-------- SOURCE RECORDS --------
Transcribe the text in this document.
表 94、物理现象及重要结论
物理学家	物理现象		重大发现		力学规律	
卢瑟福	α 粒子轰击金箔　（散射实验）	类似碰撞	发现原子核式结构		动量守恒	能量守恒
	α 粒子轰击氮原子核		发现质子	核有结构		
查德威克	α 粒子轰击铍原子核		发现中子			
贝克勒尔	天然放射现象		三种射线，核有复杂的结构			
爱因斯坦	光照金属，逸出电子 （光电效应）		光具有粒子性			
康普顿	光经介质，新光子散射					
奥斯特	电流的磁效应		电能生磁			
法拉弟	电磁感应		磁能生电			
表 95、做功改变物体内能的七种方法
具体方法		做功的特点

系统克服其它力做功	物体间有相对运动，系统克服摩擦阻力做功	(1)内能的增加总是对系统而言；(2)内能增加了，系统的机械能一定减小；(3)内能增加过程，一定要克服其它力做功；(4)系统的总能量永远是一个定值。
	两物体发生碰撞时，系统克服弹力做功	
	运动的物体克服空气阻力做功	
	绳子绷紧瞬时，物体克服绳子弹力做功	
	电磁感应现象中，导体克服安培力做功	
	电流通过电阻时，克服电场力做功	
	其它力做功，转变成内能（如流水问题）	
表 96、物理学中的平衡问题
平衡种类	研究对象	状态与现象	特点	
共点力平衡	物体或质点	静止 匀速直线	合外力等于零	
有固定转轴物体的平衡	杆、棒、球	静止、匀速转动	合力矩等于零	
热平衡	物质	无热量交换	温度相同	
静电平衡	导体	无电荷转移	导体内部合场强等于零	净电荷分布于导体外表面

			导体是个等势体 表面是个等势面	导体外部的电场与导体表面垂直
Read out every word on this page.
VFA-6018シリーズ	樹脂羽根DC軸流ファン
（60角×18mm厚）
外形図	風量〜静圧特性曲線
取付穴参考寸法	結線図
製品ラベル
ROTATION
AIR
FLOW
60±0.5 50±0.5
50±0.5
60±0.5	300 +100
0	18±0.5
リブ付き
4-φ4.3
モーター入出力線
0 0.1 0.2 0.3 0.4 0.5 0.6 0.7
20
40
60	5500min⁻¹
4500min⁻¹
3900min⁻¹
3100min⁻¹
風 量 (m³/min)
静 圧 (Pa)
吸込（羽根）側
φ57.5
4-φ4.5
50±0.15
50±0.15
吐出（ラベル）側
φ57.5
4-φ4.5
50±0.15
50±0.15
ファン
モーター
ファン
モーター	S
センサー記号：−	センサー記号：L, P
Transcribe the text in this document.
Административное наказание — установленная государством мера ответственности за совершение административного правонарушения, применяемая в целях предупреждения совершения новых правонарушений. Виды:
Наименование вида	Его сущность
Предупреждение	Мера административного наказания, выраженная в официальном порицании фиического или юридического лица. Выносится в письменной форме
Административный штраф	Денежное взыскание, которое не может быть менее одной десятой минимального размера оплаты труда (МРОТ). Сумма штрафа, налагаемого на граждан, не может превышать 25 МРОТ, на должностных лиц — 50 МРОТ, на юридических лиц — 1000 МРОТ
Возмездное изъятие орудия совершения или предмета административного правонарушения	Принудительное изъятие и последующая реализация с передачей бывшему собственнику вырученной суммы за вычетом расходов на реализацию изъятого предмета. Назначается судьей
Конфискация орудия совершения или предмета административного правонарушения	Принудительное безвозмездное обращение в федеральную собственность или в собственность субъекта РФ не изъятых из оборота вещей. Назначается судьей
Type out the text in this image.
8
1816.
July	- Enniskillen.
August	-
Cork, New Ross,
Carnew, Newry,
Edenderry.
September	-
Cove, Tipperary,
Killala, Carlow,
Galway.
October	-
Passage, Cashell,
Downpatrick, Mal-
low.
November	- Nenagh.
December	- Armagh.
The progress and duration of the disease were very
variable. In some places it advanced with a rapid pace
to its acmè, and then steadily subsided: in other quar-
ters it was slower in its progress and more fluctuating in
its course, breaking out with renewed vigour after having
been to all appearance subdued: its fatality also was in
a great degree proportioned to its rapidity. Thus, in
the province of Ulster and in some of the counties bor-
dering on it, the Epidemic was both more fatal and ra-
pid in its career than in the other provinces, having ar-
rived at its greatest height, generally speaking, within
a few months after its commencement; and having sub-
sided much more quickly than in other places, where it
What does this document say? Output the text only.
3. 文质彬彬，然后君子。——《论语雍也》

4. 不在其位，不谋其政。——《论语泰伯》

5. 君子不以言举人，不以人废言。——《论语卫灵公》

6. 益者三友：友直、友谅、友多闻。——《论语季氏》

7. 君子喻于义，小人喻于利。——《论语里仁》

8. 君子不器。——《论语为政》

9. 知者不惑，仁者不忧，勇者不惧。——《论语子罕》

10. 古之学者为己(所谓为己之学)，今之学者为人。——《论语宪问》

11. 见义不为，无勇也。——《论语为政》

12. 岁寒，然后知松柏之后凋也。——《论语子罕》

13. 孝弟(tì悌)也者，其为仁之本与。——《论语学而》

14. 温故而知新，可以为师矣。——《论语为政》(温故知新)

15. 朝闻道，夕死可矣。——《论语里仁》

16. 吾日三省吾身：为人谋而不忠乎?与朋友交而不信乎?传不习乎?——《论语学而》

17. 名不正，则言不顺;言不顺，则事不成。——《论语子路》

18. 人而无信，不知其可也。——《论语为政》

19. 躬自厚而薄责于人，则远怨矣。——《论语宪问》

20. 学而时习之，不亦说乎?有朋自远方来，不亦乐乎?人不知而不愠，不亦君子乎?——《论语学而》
--------
■ **WRITTEN INSTRUCTION**
Exactly reproduce every line of the records.

■ **TASK RESULT**
Transcribe the text in this document.
表 94、物理现象及重要结论
物理学家	物理现象		重大发现		力学规律	
卢瑟福	α 粒子轰击金箔　（散射实验）	类似碰撞	发现原子核式结构		动量守恒	能量守恒
	α 粒子轰击氮原子核		发现质子	核有结构		
查德威克	α 粒子轰击铍原子核		发现中子			
贝克勒尔	天然放射现象		三种射线，核有复杂的结构			
爱因斯坦	光照金属，逸出电子 （光电效应）		光具有粒子性			
康普顿	光经介质，新光子散射					
奥斯特	电流的磁效应		电能生磁			
法拉弟	电磁感应		磁能生电			
表 95、做功改变物体内能的七种方法
具体方法		做功的特点

系统克服其它力做功	物体间有相对运动，系统克服摩擦阻力做功	(1)内能的增加总是对系统而言；(2)内能增加了，系统的机械能一定减小；(3)内能增加过程，一定要克服其它力做功；(4)系统的总能量永远是一个定值。
	两物体发生碰撞时，系统克服弹力做功	
	运动的物体克服空气阻力做功	
	绳子绷紧瞬时，物体克服绳子弹力做功	
	电磁感应现象中，导体克服安培力做功	
	电流通过电阻时，克服电场力做功	
	其它力做功，转变成内能（如流水问题）	
表 96、物理学中的平衡问题
平衡种类	研究对象	状态与现象	特点	
共点力平衡	物体或质点	静止 匀速直线	合外力等于零	
有固定转轴物体的平衡	杆、棒、球	静止、匀速转动	合力矩等于零	
热平衡	物质	无热量交换	温度相同	
静电平衡	导体	无电荷转移	导体内部合场强等于零	净电荷分布于导体外表面

			导体是个等势体 表面是个等势面	导体外部的电场与导体表面垂直
Read out every word on this page.
VFA-6018シリーズ	樹脂羽根DC軸流ファン
（60角×18mm厚）
外形図	風量〜静圧特性曲線
取付穴参考寸法	結線図
製品ラベル
ROTATION
AIR
FLOW
60±0.5 50±0.5
50±0.5
60±0.5	300 +100
0	18±0.5
リブ付き
4-φ4.3
モーター入出力線
0 0.1 0.2 0.3 0.4 0.5 0.6 0.7
20
40
60	5500min⁻¹
4500min⁻¹
3900min⁻¹
3100min⁻¹
風 量 (m³/min)
静 圧 (Pa)
吸込（羽根）側
φ57.5
4-φ4.5
50±0.15
50±0.15
吐出（ラベル）側
φ57.5
4-φ4.5
50±0.15
50±0.15
ファン
モーター
ファン
モーター	S
センサー記号：−	センサー記号：L, P
Transcribe the text in this document.
Административное наказание — установленная государством мера ответственности за совершение административного правонарушения, применяемая в целях предупреждения совершения новых правонарушений. Виды:
Наименование вида	Его сущность
Предупреждение	Мера административного наказания, выраженная в официальном порицании фиического или юридического лица. Выносится в письменной форме
Административный штраф	Денежное взыскание, которое не может быть менее одной десятой минимального размера оплаты труда (МРОТ). Сумма штрафа, налагаемого на граждан, не может превышать 25 МРОТ, на должностных лиц — 50 МРОТ, на юридических лиц — 1000 МРОТ
Возмездное изъятие орудия совершения или предмета административного правонарушения	Принудительное изъятие и последующая реализация с передачей бывшему собственнику вырученной суммы за вычетом расходов на реализацию изъятого предмета. Назначается судьей
Конфискация орудия совершения или предмета административного правонарушения	Принудительное безвозмездное обращение в федеральную собственность или в собственность субъекта РФ не изъятых из оборота вещей. Назначается судьей
Type out the text in this image.
8
1816.
July	- Enniskillen.
August	-
Cork, New Ross,
Carnew, Newry,
Edenderry.
September	-
Cove, Tipperary,
Killala, Carlow,
Galway.
October	-
Passage, Cashell,
Downpatrick, Mal-
low.
November	- Nenagh.
December	- Armagh.
The progress and duration of the disease were very
variable. In some places it advanced with a rapid pace
to its acmè, and then steadily subsided: in other quar-
ters it was slower in its progress and more fluctuating in
its course, breaking out with renewed vigour after having
been to all appearance subdued: its fatality also was in
a great degree proportioned to its rapidity. Thus, in
the province of Ulster and in some of the counties bor-
dering on it, the Epidemic was both more fatal and ra-
pid in its career than in the other provinces, having ar-
rived at its greatest height, generally speaking, within
a few months after its commencement; and having sub-
sided much more quickly than in other places, where it
What does this document say? Output the text only.
3. 文质彬彬，然后君子。——《论语雍也》

4. 不在其位，不谋其政。——《论语泰伯》

5. 君子不以言举人，不以人废言。——《论语卫灵公》

6. 益者三友：友直、友谅、友多闻。——《论语季氏》

7. 君子喻于义，小人喻于利。——《论语里仁》

8. 君子不器。——《论语为政》

9. 知者不惑，仁者不忧，勇者不惧。——《论语子罕》

10. 古之学者为己(所谓为己之学)，今之学者为人。——《论语宪问》

11. 见义不为，无勇也。——《论语为政》

12. 岁寒，然后知松柏之后凋也。——《论语子罕》

13. 孝弟(tì悌)也者，其为仁之本与。——《论语学而》

14. 温故而知新，可以为师矣。——《论语为政》(温故知新)

15. 朝闻道，夕死可矣。——《论语里仁》

16. 吾日三省吾身：为人谋而不忠乎?与朋友交而不信乎?传不习乎?——《论语学而》

17. 名不正，则言不顺;言不顺，则事不成。——《论语子路》

18. 人而无信，不知其可也。——《论语为政》

19. 躬自厚而薄责于人，则远怨矣。——《论语宪问》

20. 学而时习之，不亦说乎?有朋自远方来，不亦乐乎?人不知而不愠，不亦君子乎?——《论语学而》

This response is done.